# [Instrucciones de la tarea]
Retoma el texto sobre la marcha del ejército del mariscal López hacia Cerro Corá y continúalo a partir de su última oración.

# [Texto proporcionado]
....
Los que enfermaban no tenían ninguna esperanza de salvación.  Pero si muchos quedaron en el camino, abatidos por las enfermedades, los que perecieron de hambre, jalonando con sus huesos aquel macabro vía crucis, no fueron menos.  El hambre cerró los ojos para siempre, como en plácido sueño, de los muchos que no pudieron llegar a Cerro Corá.

 

Hubo contra el plan del mariscal López una traición del destino.  No puede pensarse en otra cosa.  Estaba previsto que durante la marcha el Ejército debía recibir 150 cabezas de ganado vacuno, remesados por el comandante Urbieta desde el paso del Chiriguelo.  El mayor Céspedes, conductor de este socorro, sobre el cual descansaba toda la compañía, extravió el rumbo y fue a salir mucho más al Sur, en Nandurocay, donde perdió todo el ganado.  Consciente de su grave falta, el mayor Céspedes desertó con toda su gente.  Lo dice el general Resquín en sus Datos Históricos.

 

A consecuencia de este aciago contraste, que venía a herir como un rayo a la expedición, es cosa sabida que sus componentes se vieron constreñidos a alimentarse de frutos silvestres y animales salvajes que se procuraban en los montes, como podían.
....
Extractos de datos
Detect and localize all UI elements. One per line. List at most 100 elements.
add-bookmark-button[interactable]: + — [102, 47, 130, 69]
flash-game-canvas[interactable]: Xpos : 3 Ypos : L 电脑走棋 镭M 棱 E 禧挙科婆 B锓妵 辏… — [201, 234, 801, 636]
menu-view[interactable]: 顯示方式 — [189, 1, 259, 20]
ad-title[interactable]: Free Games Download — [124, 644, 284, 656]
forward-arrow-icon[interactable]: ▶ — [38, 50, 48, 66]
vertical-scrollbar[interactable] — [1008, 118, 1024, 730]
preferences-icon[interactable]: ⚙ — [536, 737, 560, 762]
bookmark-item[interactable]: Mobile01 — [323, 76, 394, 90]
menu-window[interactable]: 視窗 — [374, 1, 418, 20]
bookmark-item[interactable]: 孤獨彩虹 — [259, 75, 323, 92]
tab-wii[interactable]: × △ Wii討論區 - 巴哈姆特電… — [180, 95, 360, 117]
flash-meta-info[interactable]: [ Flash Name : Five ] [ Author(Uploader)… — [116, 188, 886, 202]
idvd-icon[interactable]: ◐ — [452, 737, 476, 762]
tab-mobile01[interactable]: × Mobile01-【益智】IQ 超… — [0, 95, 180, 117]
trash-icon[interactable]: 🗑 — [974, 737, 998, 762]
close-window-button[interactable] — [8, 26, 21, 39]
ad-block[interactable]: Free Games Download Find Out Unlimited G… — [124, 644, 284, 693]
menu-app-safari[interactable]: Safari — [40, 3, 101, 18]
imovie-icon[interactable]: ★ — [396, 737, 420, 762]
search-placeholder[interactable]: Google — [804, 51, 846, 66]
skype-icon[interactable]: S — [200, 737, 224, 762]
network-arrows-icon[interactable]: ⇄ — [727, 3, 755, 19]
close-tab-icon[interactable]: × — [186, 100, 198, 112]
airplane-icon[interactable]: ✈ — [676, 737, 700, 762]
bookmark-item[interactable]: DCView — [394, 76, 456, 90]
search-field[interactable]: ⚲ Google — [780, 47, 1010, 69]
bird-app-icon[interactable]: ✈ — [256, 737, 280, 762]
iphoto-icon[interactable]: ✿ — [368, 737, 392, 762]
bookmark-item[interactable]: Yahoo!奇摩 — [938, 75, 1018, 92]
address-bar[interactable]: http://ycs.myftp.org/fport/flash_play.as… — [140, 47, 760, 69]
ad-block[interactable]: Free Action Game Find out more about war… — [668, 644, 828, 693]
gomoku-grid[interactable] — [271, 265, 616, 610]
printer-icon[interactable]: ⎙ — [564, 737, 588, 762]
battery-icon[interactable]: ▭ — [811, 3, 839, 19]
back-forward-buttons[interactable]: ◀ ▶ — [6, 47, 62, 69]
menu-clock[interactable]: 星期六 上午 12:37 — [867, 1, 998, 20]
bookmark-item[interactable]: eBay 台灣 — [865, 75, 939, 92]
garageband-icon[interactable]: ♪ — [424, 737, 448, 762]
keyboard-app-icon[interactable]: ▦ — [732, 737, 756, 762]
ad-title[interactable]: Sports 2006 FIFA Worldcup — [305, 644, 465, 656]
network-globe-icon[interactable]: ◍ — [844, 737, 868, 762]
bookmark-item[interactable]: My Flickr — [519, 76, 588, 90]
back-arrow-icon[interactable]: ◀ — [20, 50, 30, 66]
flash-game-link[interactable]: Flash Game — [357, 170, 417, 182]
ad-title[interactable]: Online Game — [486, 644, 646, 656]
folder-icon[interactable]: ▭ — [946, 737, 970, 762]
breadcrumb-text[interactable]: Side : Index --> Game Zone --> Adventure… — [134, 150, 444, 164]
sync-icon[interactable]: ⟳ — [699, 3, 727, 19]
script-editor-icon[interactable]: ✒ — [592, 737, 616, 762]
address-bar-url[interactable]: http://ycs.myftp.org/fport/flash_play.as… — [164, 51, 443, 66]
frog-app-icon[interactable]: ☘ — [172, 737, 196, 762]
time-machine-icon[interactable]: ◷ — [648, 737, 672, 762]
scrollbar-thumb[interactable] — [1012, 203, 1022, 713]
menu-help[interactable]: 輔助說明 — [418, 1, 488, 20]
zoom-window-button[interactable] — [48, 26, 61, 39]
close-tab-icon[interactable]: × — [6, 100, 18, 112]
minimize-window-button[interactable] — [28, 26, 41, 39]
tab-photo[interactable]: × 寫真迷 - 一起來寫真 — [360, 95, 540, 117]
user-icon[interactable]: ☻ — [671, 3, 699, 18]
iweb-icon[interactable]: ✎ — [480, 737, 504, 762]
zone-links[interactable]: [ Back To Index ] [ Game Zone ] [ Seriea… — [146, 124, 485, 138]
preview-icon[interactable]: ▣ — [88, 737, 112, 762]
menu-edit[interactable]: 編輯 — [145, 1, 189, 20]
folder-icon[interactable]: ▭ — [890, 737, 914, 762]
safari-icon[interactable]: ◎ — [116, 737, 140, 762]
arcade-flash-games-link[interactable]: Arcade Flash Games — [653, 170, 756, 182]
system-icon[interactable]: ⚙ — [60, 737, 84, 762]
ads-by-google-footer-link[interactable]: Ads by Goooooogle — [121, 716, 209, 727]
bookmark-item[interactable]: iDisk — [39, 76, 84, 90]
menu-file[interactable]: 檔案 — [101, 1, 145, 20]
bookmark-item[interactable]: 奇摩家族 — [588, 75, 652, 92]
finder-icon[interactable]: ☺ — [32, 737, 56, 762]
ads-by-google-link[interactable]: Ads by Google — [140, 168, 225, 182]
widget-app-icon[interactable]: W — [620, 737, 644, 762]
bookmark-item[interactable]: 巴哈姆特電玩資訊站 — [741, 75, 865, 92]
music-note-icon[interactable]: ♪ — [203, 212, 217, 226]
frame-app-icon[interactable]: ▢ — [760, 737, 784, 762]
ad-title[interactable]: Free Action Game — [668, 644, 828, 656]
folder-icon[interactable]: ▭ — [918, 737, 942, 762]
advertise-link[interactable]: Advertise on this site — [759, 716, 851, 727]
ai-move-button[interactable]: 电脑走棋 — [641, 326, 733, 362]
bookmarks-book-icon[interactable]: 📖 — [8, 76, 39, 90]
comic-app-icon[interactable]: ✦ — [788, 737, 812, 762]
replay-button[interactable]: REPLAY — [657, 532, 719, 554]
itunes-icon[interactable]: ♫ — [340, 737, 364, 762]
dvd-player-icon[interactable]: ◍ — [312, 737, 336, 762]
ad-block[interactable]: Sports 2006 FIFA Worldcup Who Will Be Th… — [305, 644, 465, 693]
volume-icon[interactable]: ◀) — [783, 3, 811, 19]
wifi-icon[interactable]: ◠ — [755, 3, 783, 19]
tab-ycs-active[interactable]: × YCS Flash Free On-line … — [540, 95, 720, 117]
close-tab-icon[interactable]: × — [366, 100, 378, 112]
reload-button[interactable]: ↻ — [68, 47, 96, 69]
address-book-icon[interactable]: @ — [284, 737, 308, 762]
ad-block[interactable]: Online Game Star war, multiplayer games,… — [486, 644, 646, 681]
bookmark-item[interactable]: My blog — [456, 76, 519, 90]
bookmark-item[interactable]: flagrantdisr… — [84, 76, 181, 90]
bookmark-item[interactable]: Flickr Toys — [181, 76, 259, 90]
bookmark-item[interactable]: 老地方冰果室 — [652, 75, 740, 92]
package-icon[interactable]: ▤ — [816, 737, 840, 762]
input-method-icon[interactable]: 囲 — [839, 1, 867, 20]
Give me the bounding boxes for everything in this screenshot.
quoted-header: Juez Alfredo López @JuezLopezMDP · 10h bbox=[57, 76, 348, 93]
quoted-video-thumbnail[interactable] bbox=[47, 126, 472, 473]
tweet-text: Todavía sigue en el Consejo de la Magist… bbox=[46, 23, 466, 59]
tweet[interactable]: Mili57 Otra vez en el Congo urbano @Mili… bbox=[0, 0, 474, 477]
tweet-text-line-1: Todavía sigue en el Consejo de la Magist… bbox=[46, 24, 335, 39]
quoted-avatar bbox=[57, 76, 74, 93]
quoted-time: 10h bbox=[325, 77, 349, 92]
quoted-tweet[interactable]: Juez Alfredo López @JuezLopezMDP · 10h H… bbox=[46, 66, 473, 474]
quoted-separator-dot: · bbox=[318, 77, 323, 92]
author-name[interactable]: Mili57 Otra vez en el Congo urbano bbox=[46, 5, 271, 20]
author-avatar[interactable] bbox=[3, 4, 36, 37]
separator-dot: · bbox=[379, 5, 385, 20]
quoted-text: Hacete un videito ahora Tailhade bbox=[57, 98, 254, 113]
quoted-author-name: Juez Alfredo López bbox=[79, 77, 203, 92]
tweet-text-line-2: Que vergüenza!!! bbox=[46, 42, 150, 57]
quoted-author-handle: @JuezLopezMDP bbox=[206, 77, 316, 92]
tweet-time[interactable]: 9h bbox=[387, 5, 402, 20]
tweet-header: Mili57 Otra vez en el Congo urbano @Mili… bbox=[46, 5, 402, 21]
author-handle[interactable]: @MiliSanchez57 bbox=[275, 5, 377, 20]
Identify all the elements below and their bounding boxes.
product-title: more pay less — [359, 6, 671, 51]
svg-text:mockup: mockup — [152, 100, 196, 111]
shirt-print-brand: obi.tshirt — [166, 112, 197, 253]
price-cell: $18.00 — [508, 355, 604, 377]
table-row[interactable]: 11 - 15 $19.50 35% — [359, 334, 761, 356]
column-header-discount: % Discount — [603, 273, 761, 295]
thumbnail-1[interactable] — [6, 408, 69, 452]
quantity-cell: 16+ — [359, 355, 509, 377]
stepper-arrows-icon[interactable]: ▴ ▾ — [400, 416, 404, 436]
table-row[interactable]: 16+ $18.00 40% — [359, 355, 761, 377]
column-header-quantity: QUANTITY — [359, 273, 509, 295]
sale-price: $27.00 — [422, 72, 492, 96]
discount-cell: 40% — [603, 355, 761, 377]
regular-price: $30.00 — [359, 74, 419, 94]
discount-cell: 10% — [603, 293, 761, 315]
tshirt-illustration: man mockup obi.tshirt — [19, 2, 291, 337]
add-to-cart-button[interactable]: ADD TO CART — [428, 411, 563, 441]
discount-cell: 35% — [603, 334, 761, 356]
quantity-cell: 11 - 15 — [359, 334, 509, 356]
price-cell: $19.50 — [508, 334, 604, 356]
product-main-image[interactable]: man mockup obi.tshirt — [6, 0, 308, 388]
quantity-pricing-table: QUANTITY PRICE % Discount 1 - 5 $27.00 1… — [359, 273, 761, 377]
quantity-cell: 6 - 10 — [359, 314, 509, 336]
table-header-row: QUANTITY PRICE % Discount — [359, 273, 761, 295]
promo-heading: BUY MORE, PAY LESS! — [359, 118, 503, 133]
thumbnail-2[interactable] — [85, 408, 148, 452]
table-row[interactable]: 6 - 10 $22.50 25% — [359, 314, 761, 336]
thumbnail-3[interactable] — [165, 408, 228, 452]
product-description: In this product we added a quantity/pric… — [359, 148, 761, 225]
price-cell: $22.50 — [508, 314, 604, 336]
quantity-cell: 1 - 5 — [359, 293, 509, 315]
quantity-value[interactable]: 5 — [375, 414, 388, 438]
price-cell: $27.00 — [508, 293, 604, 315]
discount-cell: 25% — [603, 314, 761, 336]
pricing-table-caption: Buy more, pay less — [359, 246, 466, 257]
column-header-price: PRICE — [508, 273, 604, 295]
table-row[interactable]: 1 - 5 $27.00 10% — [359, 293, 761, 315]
....
# [Tu respuesta]
La campaña de Amambay fue una lucha contra la Naturaleza: contra un diluvio inmisericorde, contra ríos y pantanos poco menos que impasables, contra selvas amuralladas, sin caminos, por una región llena de precipicios y quebradas, contra enfermedades y el hambre.

 

Es posible que ninguna batalla librada contra las fuerzas de la Triple Alianza fuese más desigual, mortífera y desesperada que la campaña de Amambay.

 

Una vez más, el Mariscal y su último Ejército no se rindieron a la adversidad.  Aunque tuvieron que luchar contra fuerzas elementales de la Naturaleza, superiores a todas las desdichas de este mundo, continuaron su avance entre relámpagos y truenos, empujando a pulso, en medio de la tormenta los pocos bagajes que iban quedándoles.

 

Puede estimarse en cuatro mil trescientas personas, entre soldados y acompañantes, ancianos, mujeres y niños, la columna expedicionaria que cruzó por primera vez la cordillera.  Los que vencieron “penurias y fatigas”, y llegaron a Cerro Corá, con el mariscal López a la cabeza, el 8 de febrero de 1870, en condiciones de empuñar un fusil, eran solamente 460 hombres, o mejor dicho espectros.  Los demás quedaron en el trayecto, ignorados por la Historia.

 

Extenuados por el cansancio, postrados por inanición y cubiertos de harapos, tras una marcha de unos 170 kilómetros, recorridos en 40 días en las condiciones relatadas, estaban prácticamente inermes por carencia de armas adecuadas y municiones.  Lo increíble es que aquel puñado de sobrevivientes de la campaña de Amambay pudiesen llegar a Cerro Corá reservando todavía en sus corazones, como una llama inextinguible, el valor y la energía suficientes para presentar batalla al enemigo, sin medir ni su número ni su poderío abrumadores.

 

La campaña de Amambay terminó así, como un lampo de luz en las tinieblas de una gran tragedia, que hizo plegar, en su hora, en señal de duelo, todas las banderas de América.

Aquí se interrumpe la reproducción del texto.